[start]

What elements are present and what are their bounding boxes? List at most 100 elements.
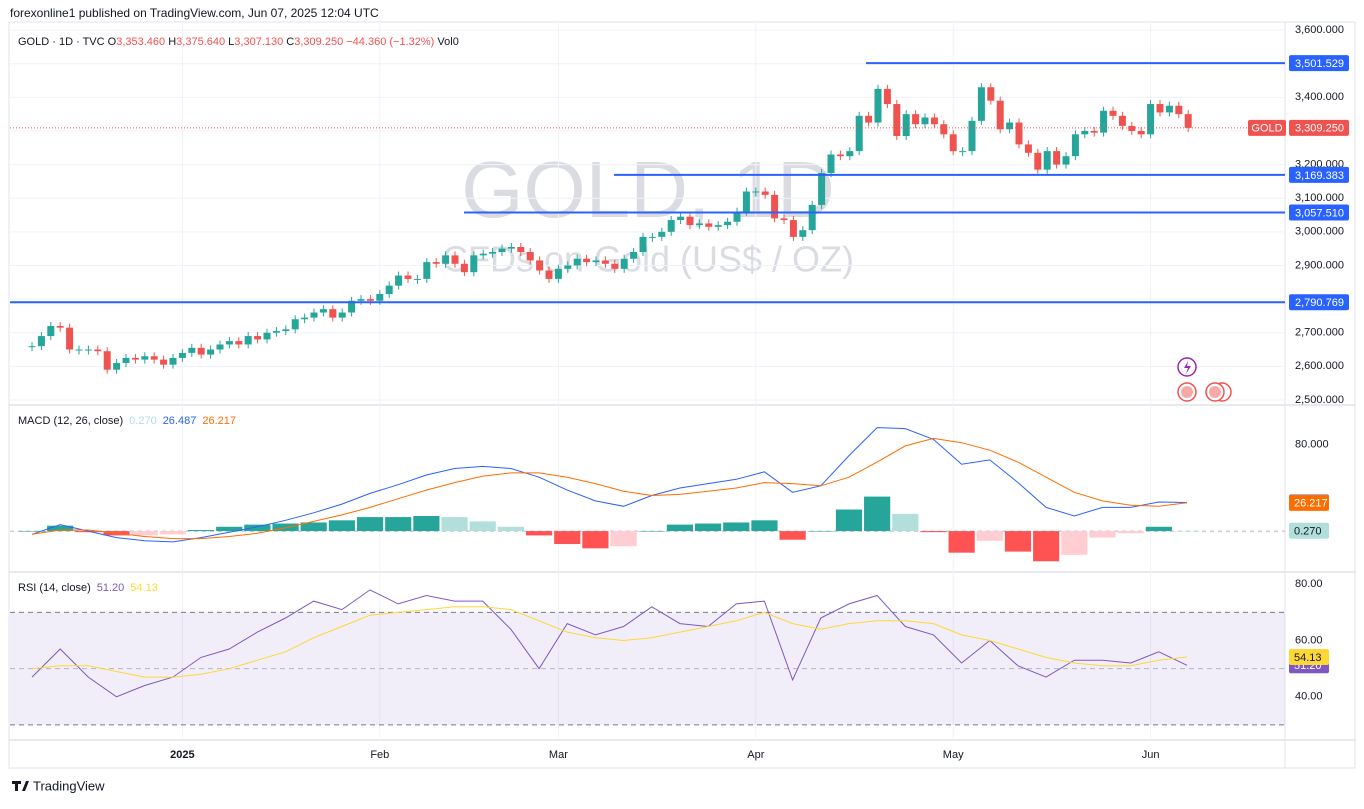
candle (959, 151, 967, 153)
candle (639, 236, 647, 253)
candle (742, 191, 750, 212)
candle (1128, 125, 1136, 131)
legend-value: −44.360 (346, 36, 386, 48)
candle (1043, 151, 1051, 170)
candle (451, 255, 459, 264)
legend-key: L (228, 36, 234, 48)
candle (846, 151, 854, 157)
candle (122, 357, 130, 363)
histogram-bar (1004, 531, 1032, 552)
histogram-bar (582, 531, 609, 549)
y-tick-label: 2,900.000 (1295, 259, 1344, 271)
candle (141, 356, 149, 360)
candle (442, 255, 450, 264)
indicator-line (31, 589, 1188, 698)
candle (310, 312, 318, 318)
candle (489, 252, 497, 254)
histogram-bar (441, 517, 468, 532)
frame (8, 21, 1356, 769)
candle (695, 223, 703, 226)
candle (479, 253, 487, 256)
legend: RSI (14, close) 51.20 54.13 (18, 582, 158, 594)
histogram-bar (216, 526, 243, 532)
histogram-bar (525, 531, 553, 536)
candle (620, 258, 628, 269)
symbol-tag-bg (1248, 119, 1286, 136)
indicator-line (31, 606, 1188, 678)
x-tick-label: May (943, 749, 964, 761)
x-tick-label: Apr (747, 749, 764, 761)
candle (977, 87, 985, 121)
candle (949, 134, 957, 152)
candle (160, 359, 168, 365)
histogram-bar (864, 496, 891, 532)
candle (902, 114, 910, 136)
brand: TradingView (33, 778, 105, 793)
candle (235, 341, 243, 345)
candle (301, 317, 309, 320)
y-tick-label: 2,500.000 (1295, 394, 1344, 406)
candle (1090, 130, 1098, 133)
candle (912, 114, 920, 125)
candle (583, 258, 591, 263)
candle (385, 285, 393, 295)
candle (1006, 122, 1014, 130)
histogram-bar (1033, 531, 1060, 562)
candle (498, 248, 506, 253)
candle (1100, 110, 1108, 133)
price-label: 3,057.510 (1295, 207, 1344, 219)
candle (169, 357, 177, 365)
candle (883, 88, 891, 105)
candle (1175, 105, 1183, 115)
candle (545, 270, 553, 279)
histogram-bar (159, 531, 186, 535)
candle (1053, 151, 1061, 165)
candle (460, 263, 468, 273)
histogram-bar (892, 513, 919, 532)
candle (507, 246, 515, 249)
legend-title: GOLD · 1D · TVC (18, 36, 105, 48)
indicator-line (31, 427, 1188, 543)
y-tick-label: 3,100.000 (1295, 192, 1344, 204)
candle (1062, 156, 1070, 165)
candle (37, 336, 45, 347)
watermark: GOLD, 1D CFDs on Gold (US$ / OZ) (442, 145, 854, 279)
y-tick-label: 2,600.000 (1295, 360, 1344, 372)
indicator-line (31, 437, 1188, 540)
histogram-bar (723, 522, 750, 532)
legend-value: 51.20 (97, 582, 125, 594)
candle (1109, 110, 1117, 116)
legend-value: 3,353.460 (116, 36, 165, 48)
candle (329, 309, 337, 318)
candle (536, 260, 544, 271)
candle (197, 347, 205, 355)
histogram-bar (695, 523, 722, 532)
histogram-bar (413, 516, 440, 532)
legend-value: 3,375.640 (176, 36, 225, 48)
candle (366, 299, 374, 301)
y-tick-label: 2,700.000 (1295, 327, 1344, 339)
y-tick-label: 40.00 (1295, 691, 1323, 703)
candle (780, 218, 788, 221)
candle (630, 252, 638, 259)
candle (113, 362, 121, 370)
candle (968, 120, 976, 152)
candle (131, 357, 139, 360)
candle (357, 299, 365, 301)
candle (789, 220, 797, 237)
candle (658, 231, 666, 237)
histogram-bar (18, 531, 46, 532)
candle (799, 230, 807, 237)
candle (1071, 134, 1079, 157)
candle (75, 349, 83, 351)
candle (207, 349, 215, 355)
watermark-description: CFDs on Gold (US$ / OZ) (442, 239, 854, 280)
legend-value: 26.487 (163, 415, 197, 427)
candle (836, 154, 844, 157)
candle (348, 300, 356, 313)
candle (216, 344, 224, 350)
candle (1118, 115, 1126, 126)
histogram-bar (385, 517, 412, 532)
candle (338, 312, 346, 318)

[end]
[start]

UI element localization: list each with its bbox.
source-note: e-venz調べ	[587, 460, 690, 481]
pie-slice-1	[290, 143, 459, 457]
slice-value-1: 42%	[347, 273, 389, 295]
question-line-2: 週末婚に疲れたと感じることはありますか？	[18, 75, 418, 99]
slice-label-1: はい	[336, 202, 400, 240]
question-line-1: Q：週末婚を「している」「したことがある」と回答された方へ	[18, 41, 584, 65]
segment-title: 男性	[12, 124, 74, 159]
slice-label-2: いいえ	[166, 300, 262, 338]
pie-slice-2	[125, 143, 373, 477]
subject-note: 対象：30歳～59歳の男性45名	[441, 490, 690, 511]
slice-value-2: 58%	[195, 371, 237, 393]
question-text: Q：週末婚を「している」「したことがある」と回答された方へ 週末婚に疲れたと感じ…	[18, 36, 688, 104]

[end]

▸ **What you need to do**: Rewrite the lines starting with the line containing "candle (959, 151, 967, 153)" and going on through the line containing "histogram-bar (1004, 531, 1032, 552)", replacing "candle" with "candlestick" and changing nothing else.

▸ **Written reply**:
candlestick (959, 151, 967, 153)
candlestick (639, 236, 647, 253)
candlestick (742, 191, 750, 212)
candlestick (1128, 125, 1136, 131)
legend-value: −44.360 (346, 36, 386, 48)
candlestick (1043, 151, 1051, 170)
candlestick (451, 255, 459, 264)
legend-key: L (228, 36, 234, 48)
candlestick (846, 151, 854, 157)
candlestick (122, 357, 130, 363)
histogram-bar (1004, 531, 1032, 552)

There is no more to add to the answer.